→ WHAT THIS TASK INVOLVES
Extract from the listing each line in which the word "emoji" appears.

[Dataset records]
____

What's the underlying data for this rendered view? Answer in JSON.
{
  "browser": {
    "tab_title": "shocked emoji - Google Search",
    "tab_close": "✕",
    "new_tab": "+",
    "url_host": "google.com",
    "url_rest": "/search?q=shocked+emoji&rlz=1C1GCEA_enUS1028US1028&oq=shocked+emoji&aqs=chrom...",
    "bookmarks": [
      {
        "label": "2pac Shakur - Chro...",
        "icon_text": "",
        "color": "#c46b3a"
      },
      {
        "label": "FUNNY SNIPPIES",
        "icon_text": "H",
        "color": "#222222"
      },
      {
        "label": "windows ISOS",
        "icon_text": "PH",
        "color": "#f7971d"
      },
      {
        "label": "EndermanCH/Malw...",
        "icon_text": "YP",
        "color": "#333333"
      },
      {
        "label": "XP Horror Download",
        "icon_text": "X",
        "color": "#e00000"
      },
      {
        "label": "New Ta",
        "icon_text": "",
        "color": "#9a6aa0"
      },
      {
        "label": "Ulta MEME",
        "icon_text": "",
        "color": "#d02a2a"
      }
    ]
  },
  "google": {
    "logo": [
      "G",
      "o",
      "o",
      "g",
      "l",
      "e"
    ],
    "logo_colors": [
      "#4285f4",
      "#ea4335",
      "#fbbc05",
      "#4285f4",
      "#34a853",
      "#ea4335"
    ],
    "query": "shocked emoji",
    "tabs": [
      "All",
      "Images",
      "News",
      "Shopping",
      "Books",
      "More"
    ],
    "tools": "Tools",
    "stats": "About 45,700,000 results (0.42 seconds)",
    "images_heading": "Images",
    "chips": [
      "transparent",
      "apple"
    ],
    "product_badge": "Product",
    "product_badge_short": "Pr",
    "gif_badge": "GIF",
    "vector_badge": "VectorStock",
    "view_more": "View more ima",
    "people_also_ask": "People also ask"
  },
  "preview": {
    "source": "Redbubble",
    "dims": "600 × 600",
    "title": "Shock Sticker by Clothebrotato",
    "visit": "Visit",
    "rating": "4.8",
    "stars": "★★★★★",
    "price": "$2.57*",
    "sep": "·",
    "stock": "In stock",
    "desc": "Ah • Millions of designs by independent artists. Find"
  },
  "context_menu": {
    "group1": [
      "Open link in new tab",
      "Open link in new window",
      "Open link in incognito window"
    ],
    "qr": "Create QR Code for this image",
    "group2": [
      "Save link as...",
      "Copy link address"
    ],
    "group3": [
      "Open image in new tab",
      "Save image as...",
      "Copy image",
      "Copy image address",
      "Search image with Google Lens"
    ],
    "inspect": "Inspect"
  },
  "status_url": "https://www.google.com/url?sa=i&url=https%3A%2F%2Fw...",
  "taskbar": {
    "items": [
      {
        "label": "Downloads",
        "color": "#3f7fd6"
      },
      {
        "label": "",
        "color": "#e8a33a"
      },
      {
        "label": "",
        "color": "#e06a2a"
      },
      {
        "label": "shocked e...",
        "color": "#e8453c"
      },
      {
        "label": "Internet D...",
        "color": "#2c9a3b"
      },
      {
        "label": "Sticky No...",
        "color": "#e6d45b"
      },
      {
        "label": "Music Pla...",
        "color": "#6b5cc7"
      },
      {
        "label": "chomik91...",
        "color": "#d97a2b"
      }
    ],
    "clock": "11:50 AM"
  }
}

____

→ SOLUTION TO THE PROBLEM
    "tab_title": "shocked emoji - Google Search",
    "url_rest": "/search?q=shocked+emoji&rlz=1C1GCEA_enUS1028US1028&oq=shocked+emoji&aqs=chrom...",
    "query": "shocked emoji",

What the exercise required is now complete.